----- Records supplied -----
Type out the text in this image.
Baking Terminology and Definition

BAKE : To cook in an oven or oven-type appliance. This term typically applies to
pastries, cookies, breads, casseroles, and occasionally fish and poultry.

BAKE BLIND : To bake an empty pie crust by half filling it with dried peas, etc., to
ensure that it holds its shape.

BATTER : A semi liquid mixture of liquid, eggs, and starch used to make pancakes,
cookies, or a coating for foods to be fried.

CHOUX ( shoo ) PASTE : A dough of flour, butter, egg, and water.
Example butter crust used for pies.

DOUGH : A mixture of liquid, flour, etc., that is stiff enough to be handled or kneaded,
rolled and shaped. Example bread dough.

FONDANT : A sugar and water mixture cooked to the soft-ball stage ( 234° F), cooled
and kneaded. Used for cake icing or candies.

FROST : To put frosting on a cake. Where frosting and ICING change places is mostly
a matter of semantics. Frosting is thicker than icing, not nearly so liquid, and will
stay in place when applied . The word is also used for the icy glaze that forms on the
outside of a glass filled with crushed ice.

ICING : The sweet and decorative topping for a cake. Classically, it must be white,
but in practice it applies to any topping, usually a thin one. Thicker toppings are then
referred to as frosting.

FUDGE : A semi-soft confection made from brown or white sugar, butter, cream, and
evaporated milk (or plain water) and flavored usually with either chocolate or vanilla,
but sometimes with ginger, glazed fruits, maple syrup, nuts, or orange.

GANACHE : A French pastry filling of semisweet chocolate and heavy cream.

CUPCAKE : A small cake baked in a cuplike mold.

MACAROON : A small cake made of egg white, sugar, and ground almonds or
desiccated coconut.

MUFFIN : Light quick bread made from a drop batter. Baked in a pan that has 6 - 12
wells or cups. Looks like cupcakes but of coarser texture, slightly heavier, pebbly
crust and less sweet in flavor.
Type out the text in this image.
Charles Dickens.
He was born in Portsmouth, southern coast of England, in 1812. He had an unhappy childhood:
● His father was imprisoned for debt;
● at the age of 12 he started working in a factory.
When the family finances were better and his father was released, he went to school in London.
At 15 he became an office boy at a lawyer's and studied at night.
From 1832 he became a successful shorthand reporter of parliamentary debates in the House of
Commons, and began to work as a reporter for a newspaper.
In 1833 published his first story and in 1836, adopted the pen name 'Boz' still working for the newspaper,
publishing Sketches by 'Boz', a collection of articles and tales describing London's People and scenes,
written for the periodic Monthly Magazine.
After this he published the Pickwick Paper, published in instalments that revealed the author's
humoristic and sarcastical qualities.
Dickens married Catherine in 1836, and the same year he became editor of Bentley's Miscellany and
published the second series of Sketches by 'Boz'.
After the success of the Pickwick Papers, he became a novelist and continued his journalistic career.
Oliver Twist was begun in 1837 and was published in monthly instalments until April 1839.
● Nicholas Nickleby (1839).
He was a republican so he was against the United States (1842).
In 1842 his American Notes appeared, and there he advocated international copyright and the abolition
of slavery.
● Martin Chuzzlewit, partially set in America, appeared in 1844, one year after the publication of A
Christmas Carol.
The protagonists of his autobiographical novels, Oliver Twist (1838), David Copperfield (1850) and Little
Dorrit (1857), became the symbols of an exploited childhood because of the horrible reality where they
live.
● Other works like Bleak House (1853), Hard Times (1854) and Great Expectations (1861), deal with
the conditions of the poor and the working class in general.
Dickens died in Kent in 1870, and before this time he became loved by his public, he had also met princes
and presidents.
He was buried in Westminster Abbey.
-----
*Stated problem*: Each line of the material should be echoed exactly.

*Exercise result*:
Type out the text in this image.
Baking Terminology and Definition

BAKE : To cook in an oven or oven-type appliance. This term typically applies to
pastries, cookies, breads, casseroles, and occasionally fish and poultry.

BAKE BLIND : To bake an empty pie crust by half filling it with dried peas, etc., to
ensure that it holds its shape.

BATTER : A semi liquid mixture of liquid, eggs, and starch used to make pancakes,
cookies, or a coating for foods to be fried.

CHOUX ( shoo ) PASTE : A dough of flour, butter, egg, and water.
Example butter crust used for pies.

DOUGH : A mixture of liquid, flour, etc., that is stiff enough to be handled or kneaded,
rolled and shaped. Example bread dough.

FONDANT : A sugar and water mixture cooked to the soft-ball stage ( 234° F), cooled
and kneaded. Used for cake icing or candies.

FROST : To put frosting on a cake. Where frosting and ICING change places is mostly
a matter of semantics. Frosting is thicker than icing, not nearly so liquid, and will
stay in place when applied . The word is also used for the icy glaze that forms on the
outside of a glass filled with crushed ice.

ICING : The sweet and decorative topping for a cake. Classically, it must be white,
but in practice it applies to any topping, usually a thin one. Thicker toppings are then
referred to as frosting.

FUDGE : A semi-soft confection made from brown or white sugar, butter, cream, and
evaporated milk (or plain water) and flavored usually with either chocolate or vanilla,
but sometimes with ginger, glazed fruits, maple syrup, nuts, or orange.

GANACHE : A French pastry filling of semisweet chocolate and heavy cream.

CUPCAKE : A small cake baked in a cuplike mold.

MACAROON : A small cake made of egg white, sugar, and ground almonds or
desiccated coconut.

MUFFIN : Light quick bread made from a drop batter. Baked in a pan that has 6 - 12
wells or cups. Looks like cupcakes but of coarser texture, slightly heavier, pebbly
crust and less sweet in flavor.
Type out the text in this image.
Charles Dickens.
He was born in Portsmouth, southern coast of England, in 1812. He had an unhappy childhood:
● His father was imprisoned for debt;
● at the age of 12 he started working in a factory.
When the family finances were better and his father was released, he went to school in London.
At 15 he became an office boy at a lawyer's and studied at night.
From 1832 he became a successful shorthand reporter of parliamentary debates in the House of
Commons, and began to work as a reporter for a newspaper.
In 1833 published his first story and in 1836, adopted the pen name 'Boz' still working for the newspaper,
publishing Sketches by 'Boz', a collection of articles and tales describing London's People and scenes,
written for the periodic Monthly Magazine.
After this he published the Pickwick Paper, published in instalments that revealed the author's
humoristic and sarcastical qualities.
Dickens married Catherine in 1836, and the same year he became editor of Bentley's Miscellany and
published the second series of Sketches by 'Boz'.
After the success of the Pickwick Papers, he became a novelist and continued his journalistic career.
Oliver Twist was begun in 1837 and was published in monthly instalments until April 1839.
● Nicholas Nickleby (1839).
He was a republican so he was against the United States (1842).
In 1842 his American Notes appeared, and there he advocated international copyright and the abolition
of slavery.
● Martin Chuzzlewit, partially set in America, appeared in 1844, one year after the publication of A
Christmas Carol.
The protagonists of his autobiographical novels, Oliver Twist (1838), David Copperfield (1850) and Little
Dorrit (1857), became the symbols of an exploited childhood because of the horrible reality where they
live.
● Other works like Bleak House (1853), Hard Times (1854) and Great Expectations (1861), deal with
the conditions of the poor and the working class in general.
Dickens died in Kent in 1870, and before this time he became loved by his public, he had also met princes
and presidents.
He was buried in Westminster Abbey.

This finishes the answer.